## START Exercise data

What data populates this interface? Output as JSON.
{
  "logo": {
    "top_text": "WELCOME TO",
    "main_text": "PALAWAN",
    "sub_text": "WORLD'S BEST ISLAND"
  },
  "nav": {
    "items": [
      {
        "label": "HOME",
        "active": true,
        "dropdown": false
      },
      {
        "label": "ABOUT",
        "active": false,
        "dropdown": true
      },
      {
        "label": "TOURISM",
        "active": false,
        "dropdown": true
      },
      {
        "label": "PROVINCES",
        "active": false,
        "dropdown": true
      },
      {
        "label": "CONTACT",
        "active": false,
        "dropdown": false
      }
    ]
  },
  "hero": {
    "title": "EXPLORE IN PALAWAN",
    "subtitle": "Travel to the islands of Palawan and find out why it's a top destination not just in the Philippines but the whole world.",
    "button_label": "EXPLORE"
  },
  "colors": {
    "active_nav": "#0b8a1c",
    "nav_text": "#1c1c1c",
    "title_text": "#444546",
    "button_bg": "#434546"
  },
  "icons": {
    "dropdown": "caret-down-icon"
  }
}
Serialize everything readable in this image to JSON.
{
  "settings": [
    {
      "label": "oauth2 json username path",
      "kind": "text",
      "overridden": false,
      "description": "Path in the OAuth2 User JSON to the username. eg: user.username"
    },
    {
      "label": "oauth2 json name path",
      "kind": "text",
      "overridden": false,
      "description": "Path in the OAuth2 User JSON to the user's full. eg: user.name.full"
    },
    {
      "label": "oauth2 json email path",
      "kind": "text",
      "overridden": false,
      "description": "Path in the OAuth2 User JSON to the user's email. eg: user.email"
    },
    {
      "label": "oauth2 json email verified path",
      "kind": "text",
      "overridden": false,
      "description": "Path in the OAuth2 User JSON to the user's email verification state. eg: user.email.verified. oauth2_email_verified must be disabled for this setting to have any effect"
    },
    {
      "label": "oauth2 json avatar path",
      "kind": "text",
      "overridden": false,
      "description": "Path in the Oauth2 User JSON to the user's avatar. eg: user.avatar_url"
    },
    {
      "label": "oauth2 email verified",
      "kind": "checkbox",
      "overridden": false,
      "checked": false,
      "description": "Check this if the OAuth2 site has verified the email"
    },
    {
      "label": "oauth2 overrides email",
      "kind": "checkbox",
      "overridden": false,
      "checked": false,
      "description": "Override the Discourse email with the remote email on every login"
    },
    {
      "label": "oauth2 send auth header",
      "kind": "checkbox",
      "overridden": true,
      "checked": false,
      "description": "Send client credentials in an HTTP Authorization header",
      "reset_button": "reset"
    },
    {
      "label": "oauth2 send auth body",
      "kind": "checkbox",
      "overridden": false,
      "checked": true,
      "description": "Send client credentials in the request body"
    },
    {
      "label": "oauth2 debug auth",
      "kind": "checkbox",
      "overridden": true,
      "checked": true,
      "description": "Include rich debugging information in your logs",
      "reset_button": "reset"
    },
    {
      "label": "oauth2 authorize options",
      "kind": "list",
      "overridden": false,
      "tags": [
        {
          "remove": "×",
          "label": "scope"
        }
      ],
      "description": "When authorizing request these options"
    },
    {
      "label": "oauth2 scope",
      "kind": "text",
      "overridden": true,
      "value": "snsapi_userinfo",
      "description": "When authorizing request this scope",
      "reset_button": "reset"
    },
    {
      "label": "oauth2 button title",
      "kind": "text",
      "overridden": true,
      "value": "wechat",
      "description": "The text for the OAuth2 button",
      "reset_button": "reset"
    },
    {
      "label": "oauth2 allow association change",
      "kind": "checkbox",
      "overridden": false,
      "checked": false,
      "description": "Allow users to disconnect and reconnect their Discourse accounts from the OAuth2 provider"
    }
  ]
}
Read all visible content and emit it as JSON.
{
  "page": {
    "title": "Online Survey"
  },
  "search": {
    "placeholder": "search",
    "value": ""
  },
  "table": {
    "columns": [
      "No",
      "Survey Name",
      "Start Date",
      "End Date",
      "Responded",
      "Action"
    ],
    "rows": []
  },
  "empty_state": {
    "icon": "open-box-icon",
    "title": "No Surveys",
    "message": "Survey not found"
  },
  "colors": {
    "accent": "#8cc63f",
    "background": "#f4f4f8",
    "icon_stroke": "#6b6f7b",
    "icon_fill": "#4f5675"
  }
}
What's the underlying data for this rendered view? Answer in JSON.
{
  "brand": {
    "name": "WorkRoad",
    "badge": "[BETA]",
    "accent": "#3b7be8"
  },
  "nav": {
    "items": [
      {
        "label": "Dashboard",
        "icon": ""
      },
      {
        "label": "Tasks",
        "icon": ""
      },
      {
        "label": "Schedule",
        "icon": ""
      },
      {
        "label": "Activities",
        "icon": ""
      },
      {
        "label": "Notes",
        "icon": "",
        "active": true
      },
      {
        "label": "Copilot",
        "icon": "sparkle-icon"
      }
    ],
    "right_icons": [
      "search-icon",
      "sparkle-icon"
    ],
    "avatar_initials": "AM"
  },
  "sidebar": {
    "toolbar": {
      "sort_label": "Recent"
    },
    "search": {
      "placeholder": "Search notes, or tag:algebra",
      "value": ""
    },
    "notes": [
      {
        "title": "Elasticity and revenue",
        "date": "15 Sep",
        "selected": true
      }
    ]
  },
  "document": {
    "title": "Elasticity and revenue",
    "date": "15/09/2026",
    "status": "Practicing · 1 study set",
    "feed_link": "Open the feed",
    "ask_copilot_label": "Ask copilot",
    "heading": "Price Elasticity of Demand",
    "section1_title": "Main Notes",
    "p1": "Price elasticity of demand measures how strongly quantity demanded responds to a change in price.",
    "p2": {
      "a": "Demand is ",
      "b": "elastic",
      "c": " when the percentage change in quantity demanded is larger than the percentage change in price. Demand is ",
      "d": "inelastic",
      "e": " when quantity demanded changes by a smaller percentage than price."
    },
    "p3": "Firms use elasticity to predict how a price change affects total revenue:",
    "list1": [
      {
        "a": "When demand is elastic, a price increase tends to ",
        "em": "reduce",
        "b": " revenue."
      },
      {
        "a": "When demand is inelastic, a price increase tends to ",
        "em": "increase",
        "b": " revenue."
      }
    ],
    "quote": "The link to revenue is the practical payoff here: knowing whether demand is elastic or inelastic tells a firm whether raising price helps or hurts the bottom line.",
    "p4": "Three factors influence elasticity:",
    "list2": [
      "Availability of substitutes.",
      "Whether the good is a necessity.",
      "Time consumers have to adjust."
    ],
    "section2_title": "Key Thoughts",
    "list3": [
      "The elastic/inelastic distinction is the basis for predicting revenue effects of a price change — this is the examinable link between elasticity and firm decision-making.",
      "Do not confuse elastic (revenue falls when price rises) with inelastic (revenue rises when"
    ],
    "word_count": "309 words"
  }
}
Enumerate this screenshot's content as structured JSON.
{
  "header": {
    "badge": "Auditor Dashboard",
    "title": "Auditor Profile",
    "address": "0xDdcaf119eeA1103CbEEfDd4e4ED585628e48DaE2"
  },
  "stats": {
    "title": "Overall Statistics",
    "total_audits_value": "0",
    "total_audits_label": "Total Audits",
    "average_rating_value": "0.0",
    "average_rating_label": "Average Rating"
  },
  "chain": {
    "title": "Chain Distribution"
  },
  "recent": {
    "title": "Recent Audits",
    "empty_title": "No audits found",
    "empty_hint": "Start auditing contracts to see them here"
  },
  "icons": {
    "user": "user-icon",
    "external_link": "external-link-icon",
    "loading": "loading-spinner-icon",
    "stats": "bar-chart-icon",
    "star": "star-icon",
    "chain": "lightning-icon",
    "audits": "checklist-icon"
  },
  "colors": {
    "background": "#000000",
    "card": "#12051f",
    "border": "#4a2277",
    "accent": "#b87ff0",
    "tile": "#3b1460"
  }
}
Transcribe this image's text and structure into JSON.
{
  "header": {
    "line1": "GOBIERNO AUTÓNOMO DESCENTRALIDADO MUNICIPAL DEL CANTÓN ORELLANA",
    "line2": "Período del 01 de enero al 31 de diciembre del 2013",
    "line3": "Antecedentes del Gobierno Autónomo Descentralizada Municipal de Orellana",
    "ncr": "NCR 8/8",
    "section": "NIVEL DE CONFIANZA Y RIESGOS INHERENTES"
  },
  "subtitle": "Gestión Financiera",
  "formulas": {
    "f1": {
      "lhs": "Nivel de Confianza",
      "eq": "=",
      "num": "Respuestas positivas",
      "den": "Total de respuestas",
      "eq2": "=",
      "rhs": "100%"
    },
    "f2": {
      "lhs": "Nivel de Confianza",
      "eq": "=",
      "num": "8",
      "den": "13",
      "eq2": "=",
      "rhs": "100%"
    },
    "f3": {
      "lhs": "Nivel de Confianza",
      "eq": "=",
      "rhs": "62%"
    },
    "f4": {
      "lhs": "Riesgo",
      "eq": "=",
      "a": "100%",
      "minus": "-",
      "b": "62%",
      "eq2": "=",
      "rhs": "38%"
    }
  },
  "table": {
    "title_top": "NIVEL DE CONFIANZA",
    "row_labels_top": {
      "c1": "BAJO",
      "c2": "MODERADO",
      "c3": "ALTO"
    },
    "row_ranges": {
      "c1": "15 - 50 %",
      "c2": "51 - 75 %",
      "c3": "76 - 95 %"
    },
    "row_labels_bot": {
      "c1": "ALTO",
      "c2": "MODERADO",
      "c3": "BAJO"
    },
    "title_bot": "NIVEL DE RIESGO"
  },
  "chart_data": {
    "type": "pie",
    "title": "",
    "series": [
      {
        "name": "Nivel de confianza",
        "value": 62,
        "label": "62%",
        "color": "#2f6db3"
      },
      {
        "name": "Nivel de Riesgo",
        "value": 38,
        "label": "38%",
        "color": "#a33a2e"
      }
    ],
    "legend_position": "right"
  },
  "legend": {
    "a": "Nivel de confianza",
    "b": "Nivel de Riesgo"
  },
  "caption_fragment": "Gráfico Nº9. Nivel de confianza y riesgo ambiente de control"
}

## END Exercise data

**Task objective**
Copy out exactly the lines running from the line with "Transcribe this image's" to the end of the records, inclusive.

**Exercise result**
Transcribe this image's text and structure into JSON.
{
  "header": {
    "line1": "GOBIERNO AUTÓNOMO DESCENTRALIDADO MUNICIPAL DEL CANTÓN ORELLANA",
    "line2": "Período del 01 de enero al 31 de diciembre del 2013",
    "line3": "Antecedentes del Gobierno Autónomo Descentralizada Municipal de Orellana",
    "ncr": "NCR 8/8",
    "section": "NIVEL DE CONFIANZA Y RIESGOS INHERENTES"
  },
  "subtitle": "Gestión Financiera",
  "formulas": {
    "f1": {
      "lhs": "Nivel de Confianza",
      "eq": "=",
      "num": "Respuestas positivas",
      "den": "Total de respuestas",
      "eq2": "=",
      "rhs": "100%"
    },
    "f2": {
      "lhs": "Nivel de Confianza",
      "eq": "=",
      "num": "8",
      "den": "13",
      "eq2": "=",
      "rhs": "100%"
    },
    "f3": {
      "lhs": "Nivel de Confianza",
      "eq": "=",
      "rhs": "62%"
    },
    "f4": {
      "lhs": "Riesgo",
      "eq": "=",
      "a": "100%",
      "minus": "-",
      "b": "62%",
      "eq2": "=",
      "rhs": "38%"
    }
  },
  "table": {
    "title_top": "NIVEL DE CONFIANZA",
    "row_labels_top": {
      "c1": "BAJO",
      "c2": "MODERADO",
      "c3": "ALTO"
    },
    "row_ranges": {
      "c1": "15 - 50 %",
      "c2": "51 - 75 %",
      "c3": "76 - 95 %"
    },
    "row_labels_bot": {
      "c1": "ALTO",
      "c2": "MODERADO",
      "c3": "BAJO"
    },
    "title_bot": "NIVEL DE RIESGO"
  },
  "chart_data": {
    "type": "pie",
    "title": "",
    "series": [
      {
        "name": "Nivel de confianza",
        "value": 62,
        "label": "62%",
        "color": "#2f6db3"
      },
      {
        "name": "Nivel de Riesgo",
        "value": 38,
        "label": "38%",
        "color": "#a33a2e"
      }
    ],
    "legend_position": "right"
  },
  "legend": {
    "a": "Nivel de confianza",
    "b": "Nivel de Riesgo"
  },
  "caption_fragment": "Gráfico Nº9. Nivel de confianza y riesgo ambiente de control"
}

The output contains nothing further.